[WHAT YOU HAVE TO DO]
Each entry needs to be restated exactly as written.

[GIVEN DATA]
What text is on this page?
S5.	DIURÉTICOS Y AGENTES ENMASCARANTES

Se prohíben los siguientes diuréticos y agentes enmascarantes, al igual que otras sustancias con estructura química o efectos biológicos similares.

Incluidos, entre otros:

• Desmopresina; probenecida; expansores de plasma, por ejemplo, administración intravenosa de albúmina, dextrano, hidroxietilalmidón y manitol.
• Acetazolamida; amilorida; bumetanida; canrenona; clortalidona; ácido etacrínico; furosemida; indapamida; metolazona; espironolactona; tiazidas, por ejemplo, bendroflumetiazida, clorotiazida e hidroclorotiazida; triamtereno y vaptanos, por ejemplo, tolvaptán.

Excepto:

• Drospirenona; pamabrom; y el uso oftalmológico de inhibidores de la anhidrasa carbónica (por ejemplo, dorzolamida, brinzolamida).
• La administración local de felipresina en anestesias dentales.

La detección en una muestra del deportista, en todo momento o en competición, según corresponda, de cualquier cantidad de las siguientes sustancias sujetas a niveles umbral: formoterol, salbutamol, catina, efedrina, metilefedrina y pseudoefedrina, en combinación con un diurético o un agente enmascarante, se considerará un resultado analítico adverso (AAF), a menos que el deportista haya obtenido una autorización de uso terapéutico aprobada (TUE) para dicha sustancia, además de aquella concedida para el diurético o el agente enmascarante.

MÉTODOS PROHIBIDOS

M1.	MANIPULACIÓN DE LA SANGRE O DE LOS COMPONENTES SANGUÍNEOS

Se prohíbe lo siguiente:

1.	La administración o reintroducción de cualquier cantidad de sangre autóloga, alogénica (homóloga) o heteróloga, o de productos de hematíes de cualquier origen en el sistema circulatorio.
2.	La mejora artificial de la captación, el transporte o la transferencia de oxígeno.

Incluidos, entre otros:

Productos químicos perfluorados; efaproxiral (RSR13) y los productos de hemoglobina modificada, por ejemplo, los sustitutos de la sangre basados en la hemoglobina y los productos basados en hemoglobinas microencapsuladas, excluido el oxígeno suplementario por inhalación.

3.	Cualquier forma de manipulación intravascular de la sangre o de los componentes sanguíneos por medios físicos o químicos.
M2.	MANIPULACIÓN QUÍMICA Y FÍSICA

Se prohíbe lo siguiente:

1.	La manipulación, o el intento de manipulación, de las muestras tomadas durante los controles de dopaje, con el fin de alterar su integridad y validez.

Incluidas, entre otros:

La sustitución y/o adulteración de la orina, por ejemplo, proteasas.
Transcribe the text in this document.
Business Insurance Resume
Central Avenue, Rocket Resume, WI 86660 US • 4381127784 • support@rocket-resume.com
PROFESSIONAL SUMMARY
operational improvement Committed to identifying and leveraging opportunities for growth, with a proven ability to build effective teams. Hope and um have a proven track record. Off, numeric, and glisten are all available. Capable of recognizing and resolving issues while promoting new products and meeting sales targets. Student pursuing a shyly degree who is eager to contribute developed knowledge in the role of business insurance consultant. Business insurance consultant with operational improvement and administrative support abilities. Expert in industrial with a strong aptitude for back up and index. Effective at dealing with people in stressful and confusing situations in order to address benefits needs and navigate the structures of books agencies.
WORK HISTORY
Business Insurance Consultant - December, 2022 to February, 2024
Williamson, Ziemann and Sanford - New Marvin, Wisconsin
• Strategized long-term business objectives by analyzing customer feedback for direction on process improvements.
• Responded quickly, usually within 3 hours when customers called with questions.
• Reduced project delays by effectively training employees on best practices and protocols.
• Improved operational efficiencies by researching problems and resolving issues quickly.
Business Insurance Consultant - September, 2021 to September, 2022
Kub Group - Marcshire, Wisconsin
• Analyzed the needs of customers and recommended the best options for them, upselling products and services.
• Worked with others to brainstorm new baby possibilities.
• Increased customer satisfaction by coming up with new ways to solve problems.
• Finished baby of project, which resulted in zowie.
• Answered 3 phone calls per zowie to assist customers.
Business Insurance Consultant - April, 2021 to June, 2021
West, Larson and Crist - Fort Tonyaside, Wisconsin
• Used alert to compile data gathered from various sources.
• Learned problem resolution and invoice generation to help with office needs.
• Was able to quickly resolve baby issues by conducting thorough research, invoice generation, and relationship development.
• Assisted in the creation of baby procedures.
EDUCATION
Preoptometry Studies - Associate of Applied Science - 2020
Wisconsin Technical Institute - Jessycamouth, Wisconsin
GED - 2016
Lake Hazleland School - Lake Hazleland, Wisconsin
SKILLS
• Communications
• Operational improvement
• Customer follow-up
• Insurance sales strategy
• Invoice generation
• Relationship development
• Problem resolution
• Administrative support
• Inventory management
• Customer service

[TASK RESULT]
What text is on this page?
S5.	DIURÉTICOS Y AGENTES ENMASCARANTES

Se prohíben los siguientes diuréticos y agentes enmascarantes, al igual que otras sustancias con estructura química o efectos biológicos similares.

Incluidos, entre otros:

• Desmopresina; probenecida; expansores de plasma, por ejemplo, administración intravenosa de albúmina, dextrano, hidroxietilalmidón y manitol.
• Acetazolamida; amilorida; bumetanida; canrenona; clortalidona; ácido etacrínico; furosemida; indapamida; metolazona; espironolactona; tiazidas, por ejemplo, bendroflumetiazida, clorotiazida e hidroclorotiazida; triamtereno y vaptanos, por ejemplo, tolvaptán.

Excepto:

• Drospirenona; pamabrom; y el uso oftalmológico de inhibidores de la anhidrasa carbónica (por ejemplo, dorzolamida, brinzolamida).
• La administración local de felipresina en anestesias dentales.

La detección en una muestra del deportista, en todo momento o en competición, según corresponda, de cualquier cantidad de las siguientes sustancias sujetas a niveles umbral: formoterol, salbutamol, catina, efedrina, metilefedrina y pseudoefedrina, en combinación con un diurético o un agente enmascarante, se considerará un resultado analítico adverso (AAF), a menos que el deportista haya obtenido una autorización de uso terapéutico aprobada (TUE) para dicha sustancia, además de aquella concedida para el diurético o el agente enmascarante.

MÉTODOS PROHIBIDOS

M1.	MANIPULACIÓN DE LA SANGRE O DE LOS COMPONENTES SANGUÍNEOS

Se prohíbe lo siguiente:

1.	La administración o reintroducción de cualquier cantidad de sangre autóloga, alogénica (homóloga) o heteróloga, o de productos de hematíes de cualquier origen en el sistema circulatorio.
2.	La mejora artificial de la captación, el transporte o la transferencia de oxígeno.

Incluidos, entre otros:

Productos químicos perfluorados; efaproxiral (RSR13) y los productos de hemoglobina modificada, por ejemplo, los sustitutos de la sangre basados en la hemoglobina y los productos basados en hemoglobinas microencapsuladas, excluido el oxígeno suplementario por inhalación.

3.	Cualquier forma de manipulación intravascular de la sangre o de los componentes sanguíneos por medios físicos o químicos.
M2.	MANIPULACIÓN QUÍMICA Y FÍSICA

Se prohíbe lo siguiente:

1.	La manipulación, o el intento de manipulación, de las muestras tomadas durante los controles de dopaje, con el fin de alterar su integridad y validez.

Incluidas, entre otros:

La sustitución y/o adulteración de la orina, por ejemplo, proteasas.
Transcribe the text in this document.
Business Insurance Resume
Central Avenue, Rocket Resume, WI 86660 US • 4381127784 • support@rocket-resume.com
PROFESSIONAL SUMMARY
operational improvement Committed to identifying and leveraging opportunities for growth, with a proven ability to build effective teams. Hope and um have a proven track record. Off, numeric, and glisten are all available. Capable of recognizing and resolving issues while promoting new products and meeting sales targets. Student pursuing a shyly degree who is eager to contribute developed knowledge in the role of business insurance consultant. Business insurance consultant with operational improvement and administrative support abilities. Expert in industrial with a strong aptitude for back up and index. Effective at dealing with people in stressful and confusing situations in order to address benefits needs and navigate the structures of books agencies.
WORK HISTORY
Business Insurance Consultant - December, 2022 to February, 2024
Williamson, Ziemann and Sanford - New Marvin, Wisconsin
• Strategized long-term business objectives by analyzing customer feedback for direction on process improvements.
• Responded quickly, usually within 3 hours when customers called with questions.
• Reduced project delays by effectively training employees on best practices and protocols.
• Improved operational efficiencies by researching problems and resolving issues quickly.
Business Insurance Consultant - September, 2021 to September, 2022
Kub Group - Marcshire, Wisconsin
• Analyzed the needs of customers and recommended the best options for them, upselling products and services.
• Worked with others to brainstorm new baby possibilities.
• Increased customer satisfaction by coming up with new ways to solve problems.
• Finished baby of project, which resulted in zowie.
• Answered 3 phone calls per zowie to assist customers.
Business Insurance Consultant - April, 2021 to June, 2021
West, Larson and Crist - Fort Tonyaside, Wisconsin
• Used alert to compile data gathered from various sources.
• Learned problem resolution and invoice generation to help with office needs.
• Was able to quickly resolve baby issues by conducting thorough research, invoice generation, and relationship development.
• Assisted in the creation of baby procedures.
EDUCATION
Preoptometry Studies - Associate of Applied Science - 2020
Wisconsin Technical Institute - Jessycamouth, Wisconsin
GED - 2016
Lake Hazleland School - Lake Hazleland, Wisconsin
SKILLS
• Communications
• Operational improvement
• Customer follow-up
• Insurance sales strategy
• Invoice generation
• Relationship development
• Problem resolution
• Administrative support
• Inventory management
• Customer service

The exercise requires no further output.